## Problem to work on
Each line below is to be written out in full, exactly as shown.

[Raw records]
•••

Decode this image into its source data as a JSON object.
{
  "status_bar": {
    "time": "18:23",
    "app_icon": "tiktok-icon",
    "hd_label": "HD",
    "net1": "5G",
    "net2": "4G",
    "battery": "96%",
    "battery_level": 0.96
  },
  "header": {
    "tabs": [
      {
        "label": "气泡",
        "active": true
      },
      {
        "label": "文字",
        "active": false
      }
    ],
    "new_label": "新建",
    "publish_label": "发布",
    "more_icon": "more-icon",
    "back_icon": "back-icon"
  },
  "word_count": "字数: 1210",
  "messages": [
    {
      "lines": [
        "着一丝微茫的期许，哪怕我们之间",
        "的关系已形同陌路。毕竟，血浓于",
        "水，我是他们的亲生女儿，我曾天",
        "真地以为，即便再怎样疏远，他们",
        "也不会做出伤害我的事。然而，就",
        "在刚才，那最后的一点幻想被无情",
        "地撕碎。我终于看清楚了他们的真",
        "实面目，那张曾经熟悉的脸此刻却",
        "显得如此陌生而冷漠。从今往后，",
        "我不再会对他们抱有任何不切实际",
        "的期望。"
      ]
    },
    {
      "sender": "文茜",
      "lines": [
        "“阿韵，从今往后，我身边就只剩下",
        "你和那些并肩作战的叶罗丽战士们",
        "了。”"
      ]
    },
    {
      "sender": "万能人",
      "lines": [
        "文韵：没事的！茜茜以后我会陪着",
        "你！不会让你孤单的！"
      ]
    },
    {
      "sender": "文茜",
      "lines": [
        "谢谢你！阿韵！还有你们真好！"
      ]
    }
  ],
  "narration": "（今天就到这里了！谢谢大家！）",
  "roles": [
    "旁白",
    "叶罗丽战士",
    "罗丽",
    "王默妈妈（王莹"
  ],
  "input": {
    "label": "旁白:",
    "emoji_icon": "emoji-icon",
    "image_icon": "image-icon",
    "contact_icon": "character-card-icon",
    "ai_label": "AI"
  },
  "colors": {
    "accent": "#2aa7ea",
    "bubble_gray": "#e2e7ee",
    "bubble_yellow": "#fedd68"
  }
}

•••

## Result of the task
Decode this image into its source data as a JSON object.
{
  "status_bar": {
    "time": "18:23",
    "app_icon": "tiktok-icon",
    "hd_label": "HD",
    "net1": "5G",
    "net2": "4G",
    "battery": "96%",
    "battery_level": 0.96
  },
  "header": {
    "tabs": [
      {
        "label": "气泡",
        "active": true
      },
      {
        "label": "文字",
        "active": false
      }
    ],
    "new_label": "新建",
    "publish_label": "发布",
    "more_icon": "more-icon",
    "back_icon": "back-icon"
  },
  "word_count": "字数: 1210",
  "messages": [
    {
      "lines": [
        "着一丝微茫的期许，哪怕我们之间",
        "的关系已形同陌路。毕竟，血浓于",
        "水，我是他们的亲生女儿，我曾天",
        "真地以为，即便再怎样疏远，他们",
        "也不会做出伤害我的事。然而，就",
        "在刚才，那最后的一点幻想被无情",
        "地撕碎。我终于看清楚了他们的真",
        "实面目，那张曾经熟悉的脸此刻却",
        "显得如此陌生而冷漠。从今往后，",
        "我不再会对他们抱有任何不切实际",
        "的期望。"
      ]
    },
    {
      "sender": "文茜",
      "lines": [
        "“阿韵，从今往后，我身边就只剩下",
        "你和那些并肩作战的叶罗丽战士们",
        "了。”"
      ]
    },
    {
      "sender": "万能人",
      "lines": [
        "文韵：没事的！茜茜以后我会陪着",
        "你！不会让你孤单的！"
      ]
    },
    {
      "sender": "文茜",
      "lines": [
        "谢谢你！阿韵！还有你们真好！"
      ]
    }
  ],
  "narration": "（今天就到这里了！谢谢大家！）",
  "roles": [
    "旁白",
    "叶罗丽战士",
    "罗丽",
    "王默妈妈（王莹"
  ],
  "input": {
    "label": "旁白:",
    "emoji_icon": "emoji-icon",
    "image_icon": "image-icon",
    "contact_icon": "character-card-icon",
    "ai_label": "AI"
  },
  "colors": {
    "accent": "#2aa7ea",
    "bubble_gray": "#e2e7ee",
    "bubble_yellow": "#fedd68"
  }
}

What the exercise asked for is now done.